:: Information provided ::

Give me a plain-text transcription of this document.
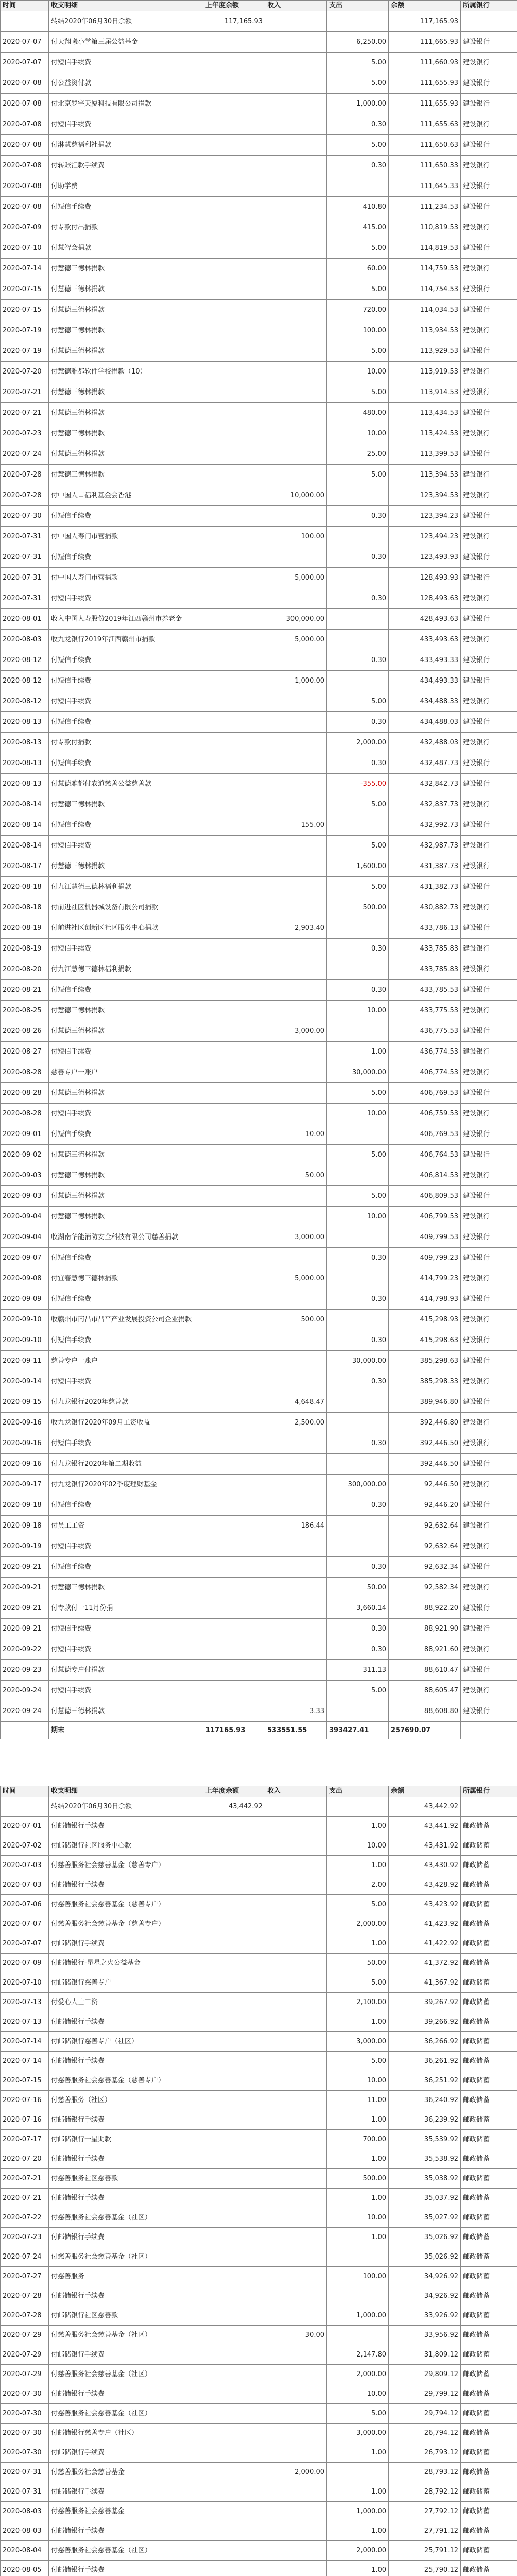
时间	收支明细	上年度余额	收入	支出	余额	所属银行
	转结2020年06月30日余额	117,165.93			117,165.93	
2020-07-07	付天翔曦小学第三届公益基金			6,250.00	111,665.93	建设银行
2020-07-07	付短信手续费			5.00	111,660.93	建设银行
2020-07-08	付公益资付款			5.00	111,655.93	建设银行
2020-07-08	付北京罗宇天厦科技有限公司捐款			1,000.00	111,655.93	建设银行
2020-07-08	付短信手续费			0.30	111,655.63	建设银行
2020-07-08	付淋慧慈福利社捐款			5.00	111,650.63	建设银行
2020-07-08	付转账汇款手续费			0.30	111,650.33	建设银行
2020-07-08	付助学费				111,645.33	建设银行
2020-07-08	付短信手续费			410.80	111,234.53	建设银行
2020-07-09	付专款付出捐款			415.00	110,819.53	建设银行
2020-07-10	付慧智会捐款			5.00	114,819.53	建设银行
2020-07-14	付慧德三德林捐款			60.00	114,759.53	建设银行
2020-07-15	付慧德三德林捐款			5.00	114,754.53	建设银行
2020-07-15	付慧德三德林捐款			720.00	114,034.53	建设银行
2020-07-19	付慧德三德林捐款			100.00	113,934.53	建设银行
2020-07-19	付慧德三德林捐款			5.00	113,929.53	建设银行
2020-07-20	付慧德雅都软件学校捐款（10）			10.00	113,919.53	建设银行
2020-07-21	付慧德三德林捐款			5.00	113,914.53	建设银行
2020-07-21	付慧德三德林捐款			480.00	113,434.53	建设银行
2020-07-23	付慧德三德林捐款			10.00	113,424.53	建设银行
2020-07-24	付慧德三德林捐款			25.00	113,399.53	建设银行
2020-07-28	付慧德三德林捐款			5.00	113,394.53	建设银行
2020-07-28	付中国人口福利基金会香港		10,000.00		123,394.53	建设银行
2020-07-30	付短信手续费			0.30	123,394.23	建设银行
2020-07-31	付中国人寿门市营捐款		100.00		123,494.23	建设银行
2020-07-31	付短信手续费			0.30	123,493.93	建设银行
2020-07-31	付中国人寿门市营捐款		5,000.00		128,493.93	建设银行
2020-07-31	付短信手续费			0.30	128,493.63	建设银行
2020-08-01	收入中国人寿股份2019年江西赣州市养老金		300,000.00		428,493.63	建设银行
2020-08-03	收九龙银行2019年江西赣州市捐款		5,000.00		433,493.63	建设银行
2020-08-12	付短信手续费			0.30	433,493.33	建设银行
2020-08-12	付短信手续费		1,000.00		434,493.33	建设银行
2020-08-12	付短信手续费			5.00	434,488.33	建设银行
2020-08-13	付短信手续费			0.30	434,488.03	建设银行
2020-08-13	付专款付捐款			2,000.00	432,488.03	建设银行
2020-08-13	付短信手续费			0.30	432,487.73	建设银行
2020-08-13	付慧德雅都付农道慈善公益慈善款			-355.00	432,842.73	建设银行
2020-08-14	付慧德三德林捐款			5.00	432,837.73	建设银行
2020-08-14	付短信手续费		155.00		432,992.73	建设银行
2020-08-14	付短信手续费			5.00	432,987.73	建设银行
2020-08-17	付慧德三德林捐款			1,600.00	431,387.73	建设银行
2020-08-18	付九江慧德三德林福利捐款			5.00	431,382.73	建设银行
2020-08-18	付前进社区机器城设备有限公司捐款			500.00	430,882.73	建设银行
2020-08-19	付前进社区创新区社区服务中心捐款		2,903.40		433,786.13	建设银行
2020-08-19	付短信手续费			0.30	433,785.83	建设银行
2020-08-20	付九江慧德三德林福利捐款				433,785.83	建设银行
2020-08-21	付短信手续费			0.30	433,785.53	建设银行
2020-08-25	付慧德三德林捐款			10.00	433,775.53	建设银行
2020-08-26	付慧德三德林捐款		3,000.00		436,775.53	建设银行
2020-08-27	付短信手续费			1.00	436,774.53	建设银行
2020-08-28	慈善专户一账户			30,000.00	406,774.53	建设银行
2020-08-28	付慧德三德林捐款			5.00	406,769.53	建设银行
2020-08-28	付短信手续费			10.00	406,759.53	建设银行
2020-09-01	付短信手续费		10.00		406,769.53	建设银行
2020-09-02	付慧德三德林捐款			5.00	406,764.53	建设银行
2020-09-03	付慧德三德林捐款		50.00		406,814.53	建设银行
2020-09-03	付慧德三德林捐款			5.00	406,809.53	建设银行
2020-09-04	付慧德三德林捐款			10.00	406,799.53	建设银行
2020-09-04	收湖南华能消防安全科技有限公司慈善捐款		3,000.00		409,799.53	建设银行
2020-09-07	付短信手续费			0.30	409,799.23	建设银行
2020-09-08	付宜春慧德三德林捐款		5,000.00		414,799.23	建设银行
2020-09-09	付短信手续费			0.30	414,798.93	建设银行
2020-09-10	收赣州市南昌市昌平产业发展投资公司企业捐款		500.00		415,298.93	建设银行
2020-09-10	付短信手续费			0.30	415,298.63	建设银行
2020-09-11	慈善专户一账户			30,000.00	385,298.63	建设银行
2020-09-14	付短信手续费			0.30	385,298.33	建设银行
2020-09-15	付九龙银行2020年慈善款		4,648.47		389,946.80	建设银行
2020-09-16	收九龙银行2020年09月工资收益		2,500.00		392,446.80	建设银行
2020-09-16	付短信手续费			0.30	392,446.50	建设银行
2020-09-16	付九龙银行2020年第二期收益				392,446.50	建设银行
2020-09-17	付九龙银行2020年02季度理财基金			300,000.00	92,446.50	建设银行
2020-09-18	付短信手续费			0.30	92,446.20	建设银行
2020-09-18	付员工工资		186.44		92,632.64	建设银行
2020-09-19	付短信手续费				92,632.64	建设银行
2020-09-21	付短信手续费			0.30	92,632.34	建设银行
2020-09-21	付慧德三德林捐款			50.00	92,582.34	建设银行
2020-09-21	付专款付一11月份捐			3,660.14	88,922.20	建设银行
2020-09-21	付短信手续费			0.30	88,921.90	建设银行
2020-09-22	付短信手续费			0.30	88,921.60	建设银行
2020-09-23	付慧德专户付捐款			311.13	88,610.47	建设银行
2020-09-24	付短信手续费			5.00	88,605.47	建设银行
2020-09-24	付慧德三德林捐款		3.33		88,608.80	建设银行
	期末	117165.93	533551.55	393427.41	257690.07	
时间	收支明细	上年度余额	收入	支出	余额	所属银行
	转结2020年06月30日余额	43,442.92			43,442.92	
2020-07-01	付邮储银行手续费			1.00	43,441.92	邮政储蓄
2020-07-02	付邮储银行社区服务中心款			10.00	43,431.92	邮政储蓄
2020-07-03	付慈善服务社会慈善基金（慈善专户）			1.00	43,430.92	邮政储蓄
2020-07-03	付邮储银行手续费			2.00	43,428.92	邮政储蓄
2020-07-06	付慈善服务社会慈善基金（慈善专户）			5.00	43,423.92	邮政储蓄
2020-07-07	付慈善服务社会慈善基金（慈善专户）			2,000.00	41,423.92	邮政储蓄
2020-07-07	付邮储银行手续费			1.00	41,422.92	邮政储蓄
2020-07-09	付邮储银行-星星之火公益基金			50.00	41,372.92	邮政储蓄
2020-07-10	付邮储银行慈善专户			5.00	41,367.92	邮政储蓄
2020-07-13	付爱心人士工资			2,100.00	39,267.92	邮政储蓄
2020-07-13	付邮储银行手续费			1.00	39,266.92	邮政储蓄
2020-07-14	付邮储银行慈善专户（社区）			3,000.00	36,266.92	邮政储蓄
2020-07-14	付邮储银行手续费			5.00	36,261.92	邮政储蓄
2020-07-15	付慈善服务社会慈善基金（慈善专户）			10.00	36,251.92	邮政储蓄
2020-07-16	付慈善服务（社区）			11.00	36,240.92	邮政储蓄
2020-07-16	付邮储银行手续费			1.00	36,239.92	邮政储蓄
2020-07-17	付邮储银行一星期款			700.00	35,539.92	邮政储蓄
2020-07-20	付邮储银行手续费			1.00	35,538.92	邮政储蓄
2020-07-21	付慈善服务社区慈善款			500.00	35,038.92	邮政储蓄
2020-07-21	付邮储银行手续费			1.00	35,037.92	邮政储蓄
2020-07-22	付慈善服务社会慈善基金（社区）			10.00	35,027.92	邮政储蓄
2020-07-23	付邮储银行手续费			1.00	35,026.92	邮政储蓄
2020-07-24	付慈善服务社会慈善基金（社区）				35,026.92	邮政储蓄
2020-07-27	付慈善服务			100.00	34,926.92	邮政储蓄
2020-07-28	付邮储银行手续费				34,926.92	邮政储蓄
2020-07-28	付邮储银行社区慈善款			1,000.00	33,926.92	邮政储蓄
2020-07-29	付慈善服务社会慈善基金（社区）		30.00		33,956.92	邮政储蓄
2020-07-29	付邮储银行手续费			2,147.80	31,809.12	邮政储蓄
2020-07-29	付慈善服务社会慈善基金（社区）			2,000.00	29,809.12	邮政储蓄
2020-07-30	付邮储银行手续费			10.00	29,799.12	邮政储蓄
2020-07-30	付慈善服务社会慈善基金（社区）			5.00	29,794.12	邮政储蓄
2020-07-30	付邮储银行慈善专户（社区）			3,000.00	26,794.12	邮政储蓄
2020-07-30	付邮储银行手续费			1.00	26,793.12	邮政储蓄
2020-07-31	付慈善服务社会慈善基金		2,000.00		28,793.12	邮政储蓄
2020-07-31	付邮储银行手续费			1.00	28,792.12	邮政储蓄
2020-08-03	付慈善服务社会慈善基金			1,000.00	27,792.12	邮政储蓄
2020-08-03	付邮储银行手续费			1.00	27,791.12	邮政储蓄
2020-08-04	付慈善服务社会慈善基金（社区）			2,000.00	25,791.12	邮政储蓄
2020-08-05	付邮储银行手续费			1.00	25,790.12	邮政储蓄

:::
:: Information provided ::

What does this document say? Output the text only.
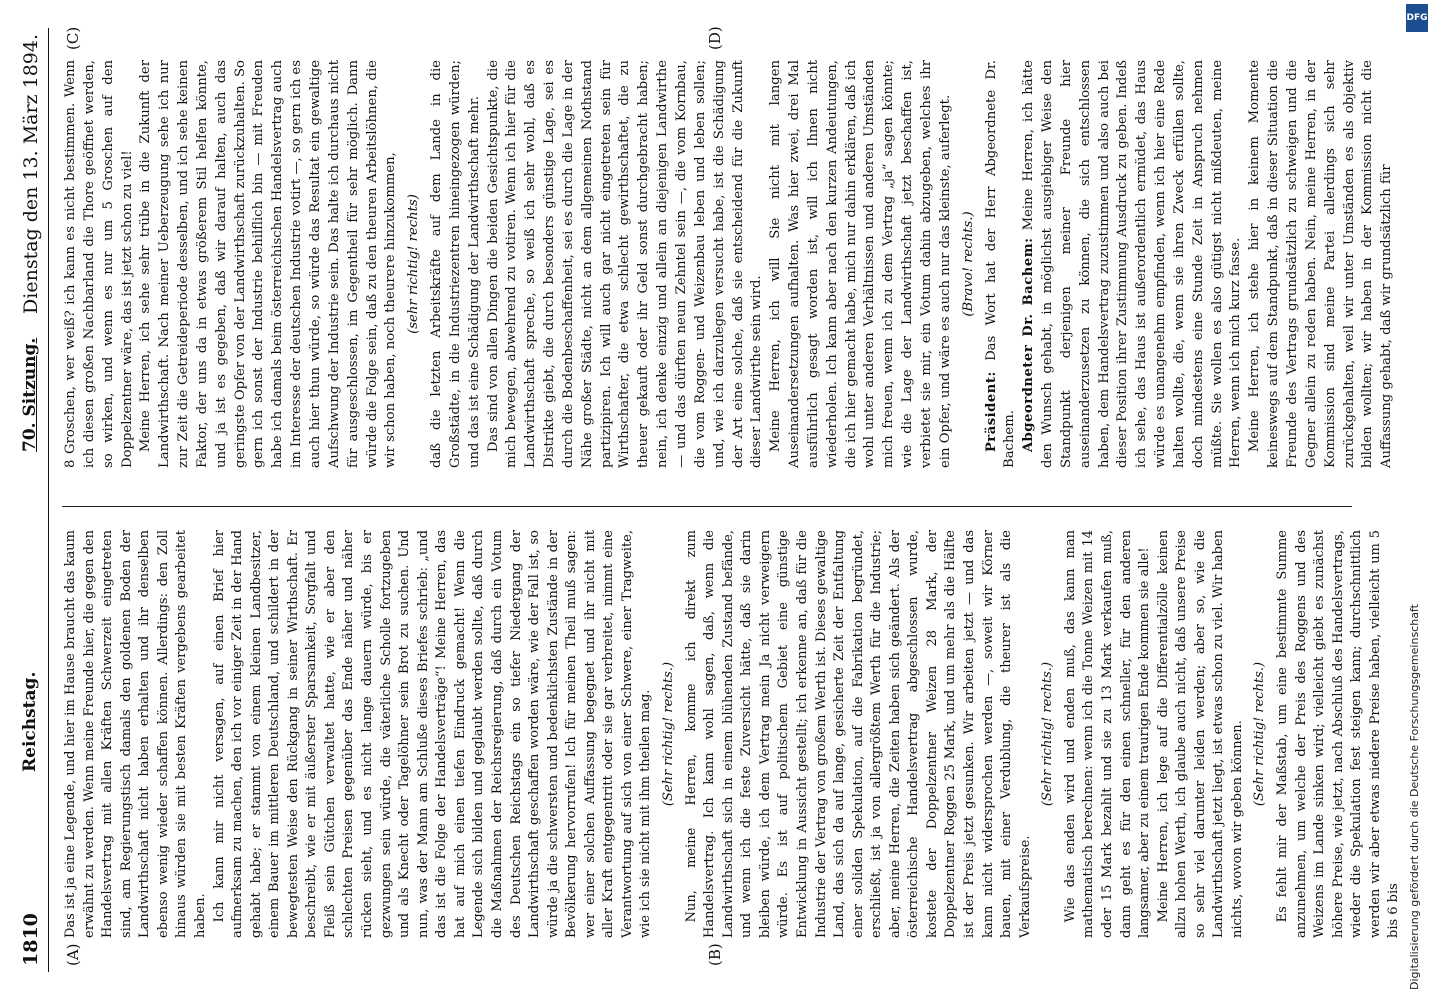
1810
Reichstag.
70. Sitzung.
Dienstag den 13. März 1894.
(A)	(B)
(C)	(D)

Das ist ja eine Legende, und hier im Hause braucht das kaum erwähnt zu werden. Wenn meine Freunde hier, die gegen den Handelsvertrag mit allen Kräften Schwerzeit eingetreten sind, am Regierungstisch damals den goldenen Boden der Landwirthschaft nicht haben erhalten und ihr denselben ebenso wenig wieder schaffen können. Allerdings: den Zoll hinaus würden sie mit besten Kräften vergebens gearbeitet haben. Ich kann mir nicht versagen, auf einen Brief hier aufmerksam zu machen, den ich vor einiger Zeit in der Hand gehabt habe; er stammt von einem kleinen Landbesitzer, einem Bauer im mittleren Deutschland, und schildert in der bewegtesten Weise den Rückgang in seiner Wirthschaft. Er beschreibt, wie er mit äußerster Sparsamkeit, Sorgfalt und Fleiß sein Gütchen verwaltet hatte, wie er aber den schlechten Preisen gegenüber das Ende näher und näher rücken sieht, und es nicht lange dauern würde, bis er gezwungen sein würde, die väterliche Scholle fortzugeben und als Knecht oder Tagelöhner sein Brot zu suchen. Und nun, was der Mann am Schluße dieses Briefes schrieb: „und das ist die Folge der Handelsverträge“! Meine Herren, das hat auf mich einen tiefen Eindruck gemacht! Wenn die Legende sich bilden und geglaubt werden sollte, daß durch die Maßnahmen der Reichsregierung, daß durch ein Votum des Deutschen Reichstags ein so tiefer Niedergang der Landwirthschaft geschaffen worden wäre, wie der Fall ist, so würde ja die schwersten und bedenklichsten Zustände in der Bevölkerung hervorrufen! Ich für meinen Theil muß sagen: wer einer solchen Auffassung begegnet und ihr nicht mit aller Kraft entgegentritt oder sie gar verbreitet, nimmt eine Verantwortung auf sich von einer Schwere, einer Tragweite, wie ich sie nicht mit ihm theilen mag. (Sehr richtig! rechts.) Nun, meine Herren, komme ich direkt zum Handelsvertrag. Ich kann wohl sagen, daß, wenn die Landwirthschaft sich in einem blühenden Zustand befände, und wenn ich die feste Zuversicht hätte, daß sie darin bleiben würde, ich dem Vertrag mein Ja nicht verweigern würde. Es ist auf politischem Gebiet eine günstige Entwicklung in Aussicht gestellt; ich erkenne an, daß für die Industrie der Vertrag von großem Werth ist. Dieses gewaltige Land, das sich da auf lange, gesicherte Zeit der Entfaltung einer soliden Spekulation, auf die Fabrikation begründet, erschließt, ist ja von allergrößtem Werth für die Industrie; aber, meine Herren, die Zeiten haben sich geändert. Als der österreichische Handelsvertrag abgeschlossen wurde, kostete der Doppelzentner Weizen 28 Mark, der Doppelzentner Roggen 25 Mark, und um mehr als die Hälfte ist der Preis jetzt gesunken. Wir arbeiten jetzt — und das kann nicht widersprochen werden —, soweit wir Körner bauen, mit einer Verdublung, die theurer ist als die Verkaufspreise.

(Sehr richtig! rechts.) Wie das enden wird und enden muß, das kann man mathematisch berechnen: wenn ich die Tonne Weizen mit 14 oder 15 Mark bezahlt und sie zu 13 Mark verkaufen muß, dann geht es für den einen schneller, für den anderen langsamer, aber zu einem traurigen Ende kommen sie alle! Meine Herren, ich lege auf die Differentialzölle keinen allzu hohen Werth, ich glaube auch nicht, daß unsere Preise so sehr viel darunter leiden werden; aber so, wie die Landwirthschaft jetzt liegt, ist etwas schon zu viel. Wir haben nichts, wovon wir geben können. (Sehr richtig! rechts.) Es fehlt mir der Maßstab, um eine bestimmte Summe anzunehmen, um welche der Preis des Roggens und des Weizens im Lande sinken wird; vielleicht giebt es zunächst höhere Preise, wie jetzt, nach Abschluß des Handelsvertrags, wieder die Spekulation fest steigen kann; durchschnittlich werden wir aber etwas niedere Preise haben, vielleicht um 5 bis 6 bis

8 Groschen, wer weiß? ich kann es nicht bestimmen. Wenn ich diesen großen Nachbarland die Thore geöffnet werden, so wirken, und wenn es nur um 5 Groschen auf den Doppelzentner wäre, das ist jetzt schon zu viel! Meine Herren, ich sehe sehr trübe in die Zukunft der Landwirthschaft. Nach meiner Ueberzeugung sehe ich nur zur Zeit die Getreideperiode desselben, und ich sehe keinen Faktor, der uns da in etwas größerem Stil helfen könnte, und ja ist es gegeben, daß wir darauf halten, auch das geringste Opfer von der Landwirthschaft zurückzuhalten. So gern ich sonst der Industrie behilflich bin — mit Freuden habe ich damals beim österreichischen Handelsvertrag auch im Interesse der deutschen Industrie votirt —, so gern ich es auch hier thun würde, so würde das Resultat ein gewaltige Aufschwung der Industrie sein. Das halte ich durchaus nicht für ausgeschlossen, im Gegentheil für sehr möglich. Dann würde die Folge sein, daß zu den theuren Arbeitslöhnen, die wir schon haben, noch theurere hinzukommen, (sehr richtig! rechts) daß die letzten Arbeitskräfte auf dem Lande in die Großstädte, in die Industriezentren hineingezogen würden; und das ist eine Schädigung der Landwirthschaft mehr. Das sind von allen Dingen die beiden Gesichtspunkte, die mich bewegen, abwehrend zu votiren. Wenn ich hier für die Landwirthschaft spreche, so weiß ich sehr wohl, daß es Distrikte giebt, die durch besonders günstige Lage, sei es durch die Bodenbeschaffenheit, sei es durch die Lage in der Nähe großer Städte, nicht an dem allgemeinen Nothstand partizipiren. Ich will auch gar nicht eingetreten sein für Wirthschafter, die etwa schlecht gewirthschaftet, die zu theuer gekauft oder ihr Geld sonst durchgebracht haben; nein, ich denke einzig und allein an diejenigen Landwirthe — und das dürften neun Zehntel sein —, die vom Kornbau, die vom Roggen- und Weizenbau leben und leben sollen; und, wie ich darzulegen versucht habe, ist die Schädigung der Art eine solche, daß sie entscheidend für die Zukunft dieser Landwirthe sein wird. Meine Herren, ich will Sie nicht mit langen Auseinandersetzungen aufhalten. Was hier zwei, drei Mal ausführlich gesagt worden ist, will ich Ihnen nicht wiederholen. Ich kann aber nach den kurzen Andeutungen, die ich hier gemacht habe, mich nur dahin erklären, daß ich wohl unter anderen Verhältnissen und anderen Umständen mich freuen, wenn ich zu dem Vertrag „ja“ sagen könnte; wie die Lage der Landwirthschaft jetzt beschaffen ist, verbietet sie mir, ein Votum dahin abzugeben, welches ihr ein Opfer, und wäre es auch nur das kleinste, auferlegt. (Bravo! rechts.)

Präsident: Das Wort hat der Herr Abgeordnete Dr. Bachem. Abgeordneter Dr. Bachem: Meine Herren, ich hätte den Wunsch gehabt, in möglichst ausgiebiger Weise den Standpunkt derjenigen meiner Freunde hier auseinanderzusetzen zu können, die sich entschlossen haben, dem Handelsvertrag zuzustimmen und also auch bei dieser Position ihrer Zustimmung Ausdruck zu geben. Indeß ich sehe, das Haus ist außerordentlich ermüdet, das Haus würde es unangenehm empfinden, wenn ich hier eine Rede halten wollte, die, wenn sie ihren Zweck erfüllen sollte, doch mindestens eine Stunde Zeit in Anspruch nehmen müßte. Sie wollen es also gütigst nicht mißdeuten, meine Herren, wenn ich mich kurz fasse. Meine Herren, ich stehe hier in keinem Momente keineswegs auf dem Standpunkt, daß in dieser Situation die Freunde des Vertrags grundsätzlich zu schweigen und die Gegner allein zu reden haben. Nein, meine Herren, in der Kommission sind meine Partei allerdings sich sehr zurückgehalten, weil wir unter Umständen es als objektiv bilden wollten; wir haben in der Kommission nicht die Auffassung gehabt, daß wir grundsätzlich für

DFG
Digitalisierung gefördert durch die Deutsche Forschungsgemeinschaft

:::

Go through the entries above and pull out each line with "付中国人寿门市营捐款" in it.

__Solution for this task__.
2020-07-31	付中国人寿门市营捐款		100.00		123,494.23	建设银行
2020-07-31	付中国人寿门市营捐款		5,000.00		128,493.93	建设银行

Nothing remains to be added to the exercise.